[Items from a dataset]

"""

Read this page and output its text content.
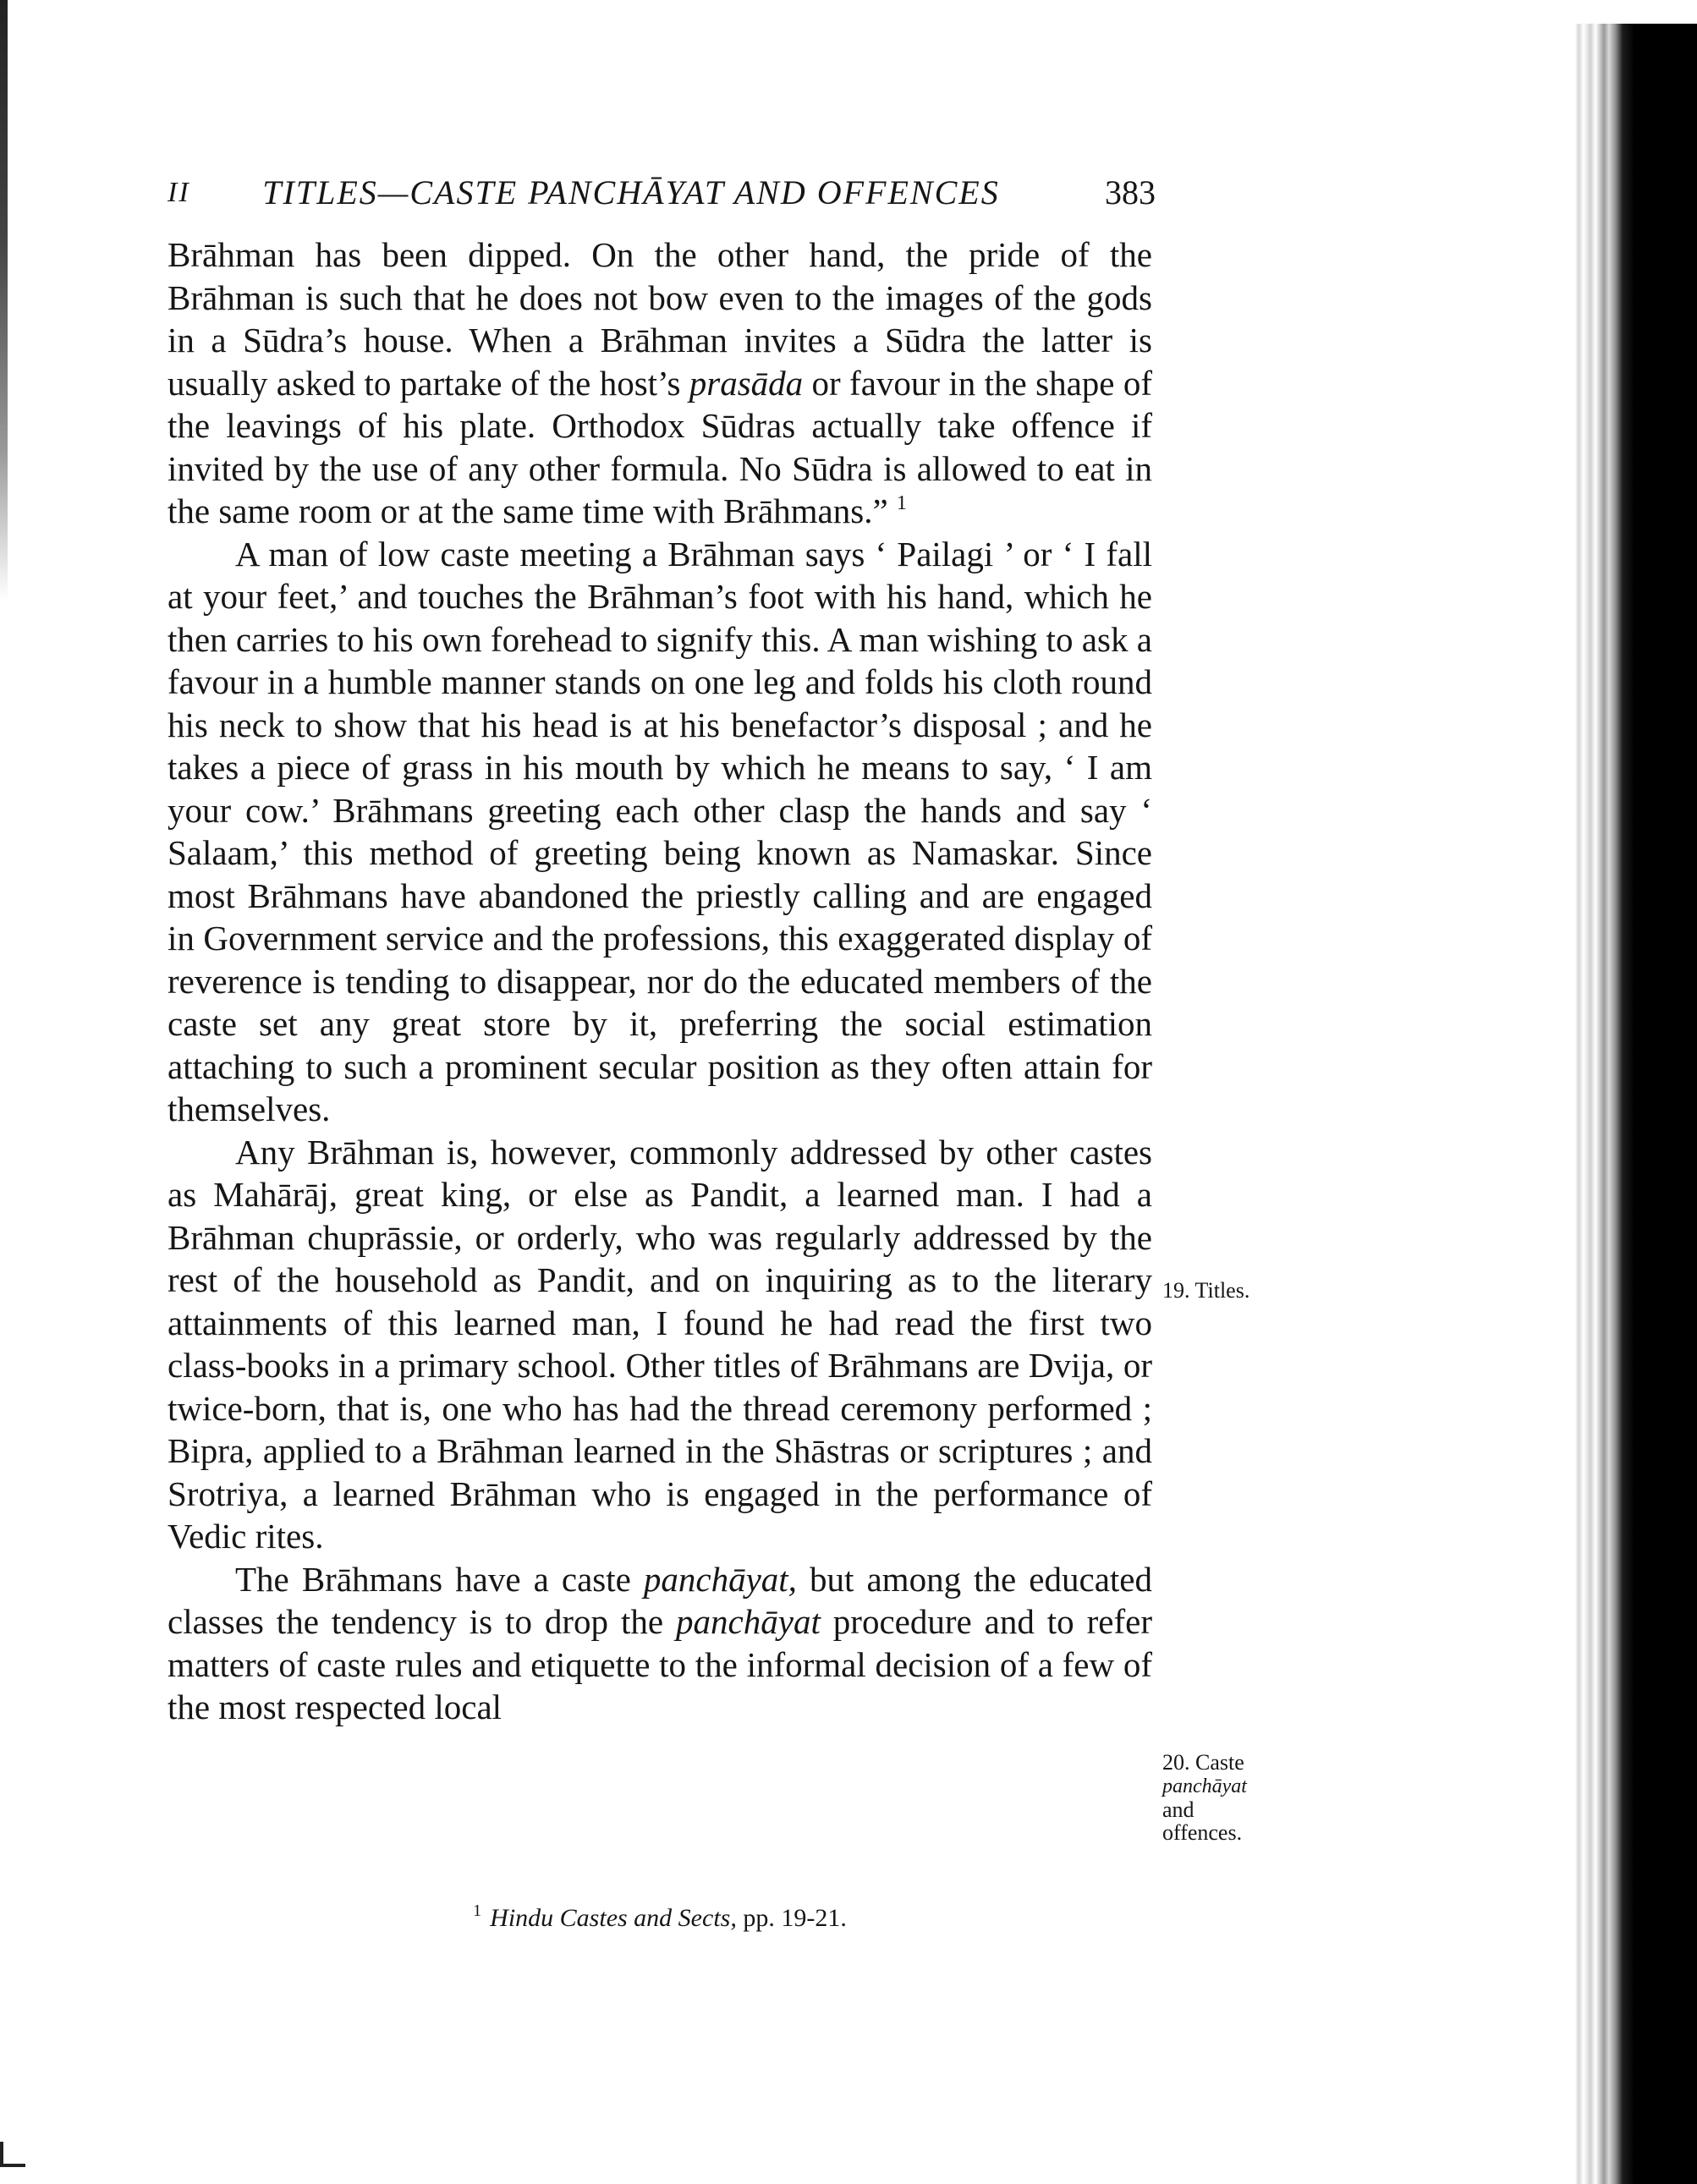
II	TITLES—CASTE PANCHĀYAT AND OFFENCES	383

Brāhman has been dipped. On the other hand, the pride of the Brāhman is such that he does not bow even to the images of the gods in a Sūdra’s house. When a Brāhman invites a Sūdra the latter is usually asked to partake of the host’s prasāda or favour in the shape of the leavings of his plate. Orthodox Sūdras actually take offence if invited by the use of any other formula. No Sūdra is allowed to eat in the same room or at the same time with Brāhmans.” $^1$

A man of low caste meeting a Brāhman says ‘ Pailagi ’ or ‘ I fall at your feet,’ and touches the Brāhman’s foot with his hand, which he then carries to his own forehead to signify this. A man wishing to ask a favour in a humble manner stands on one leg and folds his cloth round his neck to show that his head is at his benefactor’s disposal ; and he takes a piece of grass in his mouth by which he means to say, ‘ I am your cow.’ Brāhmans greeting each other clasp the hands and say ‘ Salaam,’ this method of greeting being known as Namaskar. Since most Brāhmans have abandoned the priestly calling and are engaged in Government service and the professions, this exaggerated display of reverence is tending to disappear, nor do the educated members of the caste set any great store by it, preferring the social estimation attaching to such a prominent secular position as they often attain for themselves.

Any Brāhman is, however, commonly addressed by other castes as Mahārāj, great king, or else as Pandit, a learned man. I had a Brāhman chuprāssie, or orderly, who was regularly addressed by the rest of the household as Pandit, and on inquiring as to the literary attainments of this learned man, I found he had read the first two class-books in a primary school. Other titles of Brāhmans are Dvija, or twice-born, that is, one who has had the thread ceremony performed ; Bipra, applied to a Brāhman learned in the Shāstras or scriptures ; and Srotriya, a learned Brāhman who is engaged in the performance of Vedic rites.

The Brāhmans have a caste panchāyat, but among the educated classes the tendency is to drop the panchāyat procedure and to refer matters of caste rules and etiquette to the informal decision of a few of the most respected local

19. Titles.
20. Caste
panchāyat
and
offences.
$^1$ Hindu Castes and Sects, pp. 19-21.
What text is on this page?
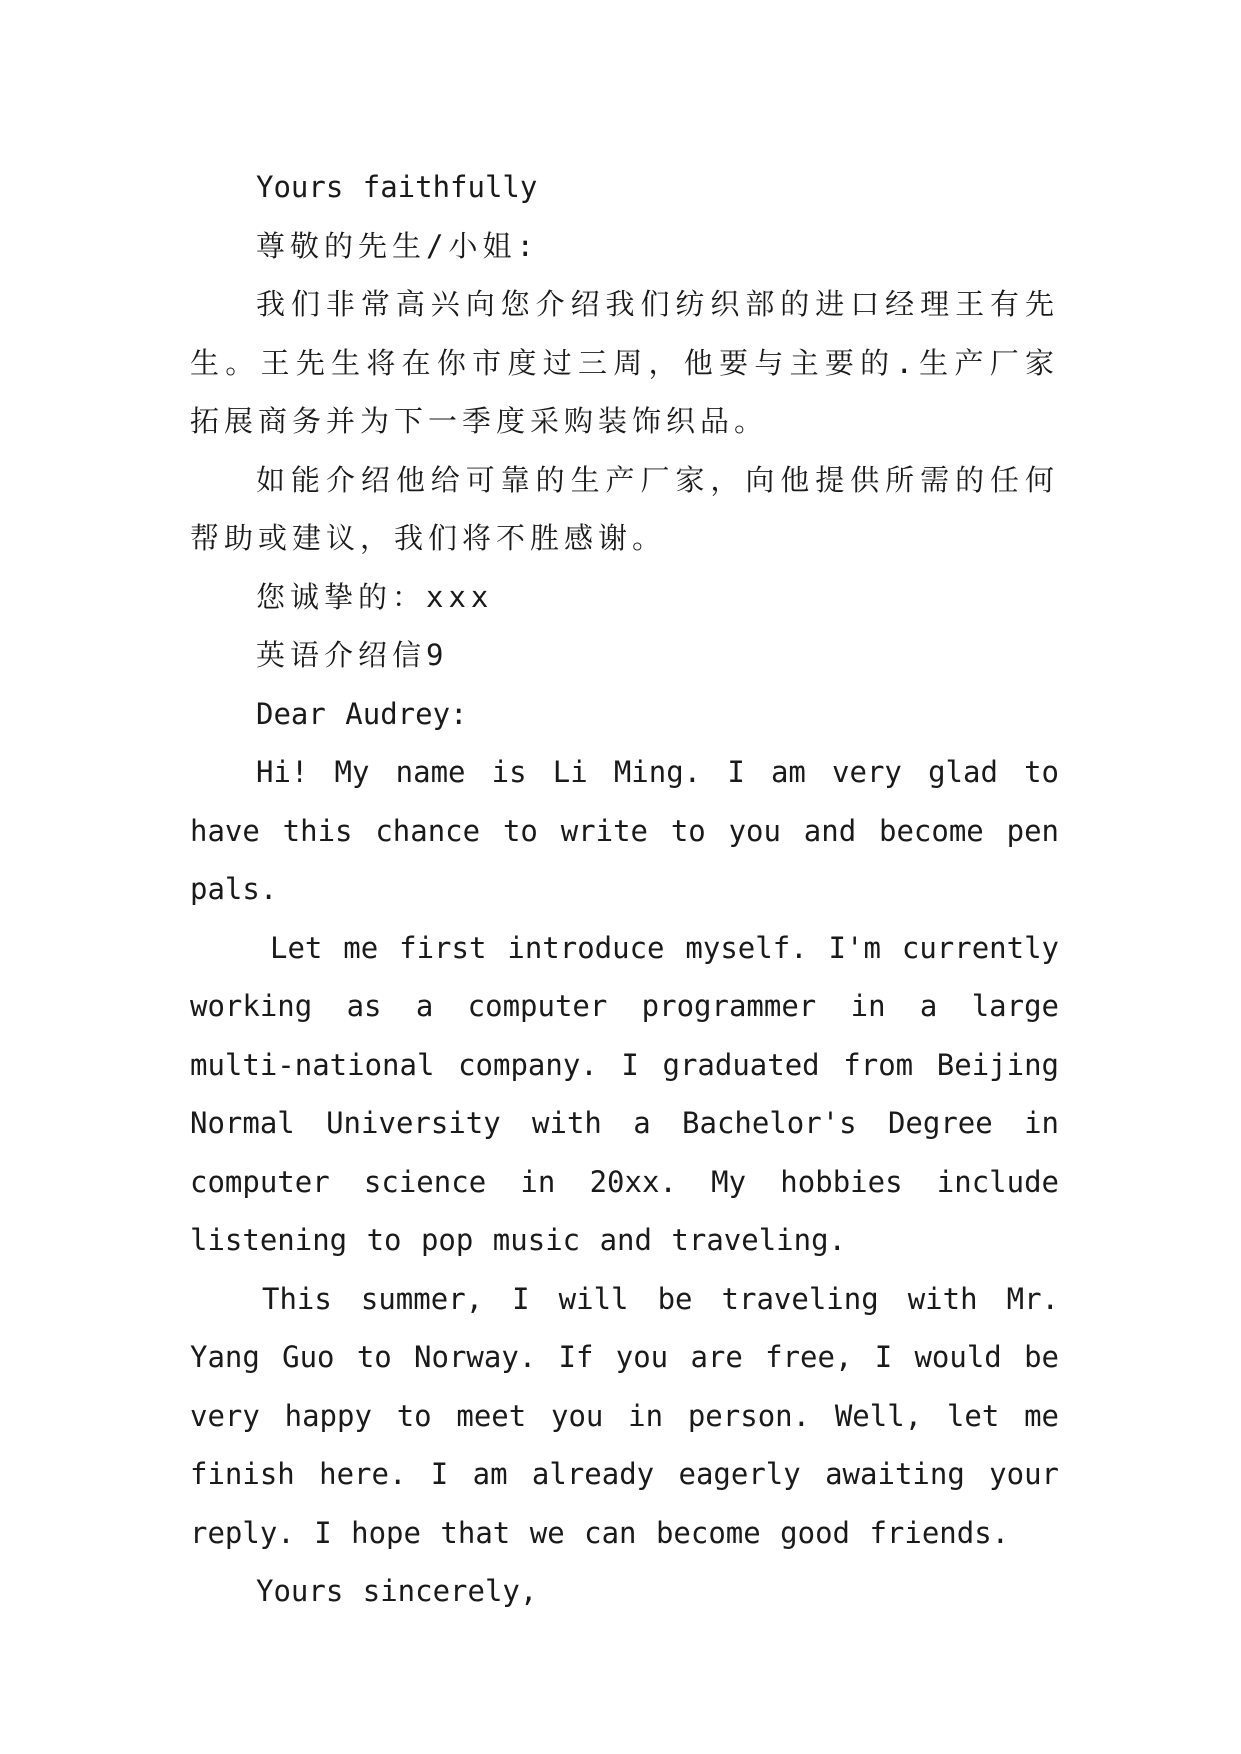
Yours faithfully

尊敬的先生/小姐:

我们非常高兴向您介绍我们纺织部的进口经理王有先生。王先生将在你市度过三周，他要与主要的.生产厂家拓展商务并为下一季度采购装饰织品。

如能介绍他给可靠的生产厂家，向他提供所需的任何帮助或建议，我们将不胜感谢。

您诚挚的：xxx

英语介绍信9

Dear Audrey:

Hi! My name is Li Ming. I am very glad to have this chance to write to you and become pen pals.

Let me first introduce myself. I'm currently working as a computer programmer in a large multi-national company. I graduated from Beijing Normal University with a Bachelor's Degree in computer science in 20xx. My hobbies include listening to pop music and traveling.

This summer, I will be traveling with Mr. Yang Guo to Norway. If you are free, I would be very happy to meet you in person. Well, let me finish here. I am already eagerly awaiting your reply. I hope that we can become good friends.

Yours sincerely,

"""

- **TASK PROMPT**:
Go through the entries and return each line where the word "text" appears.

- **RESPONSE**:
Read this page and output its text content.
What text is on this page?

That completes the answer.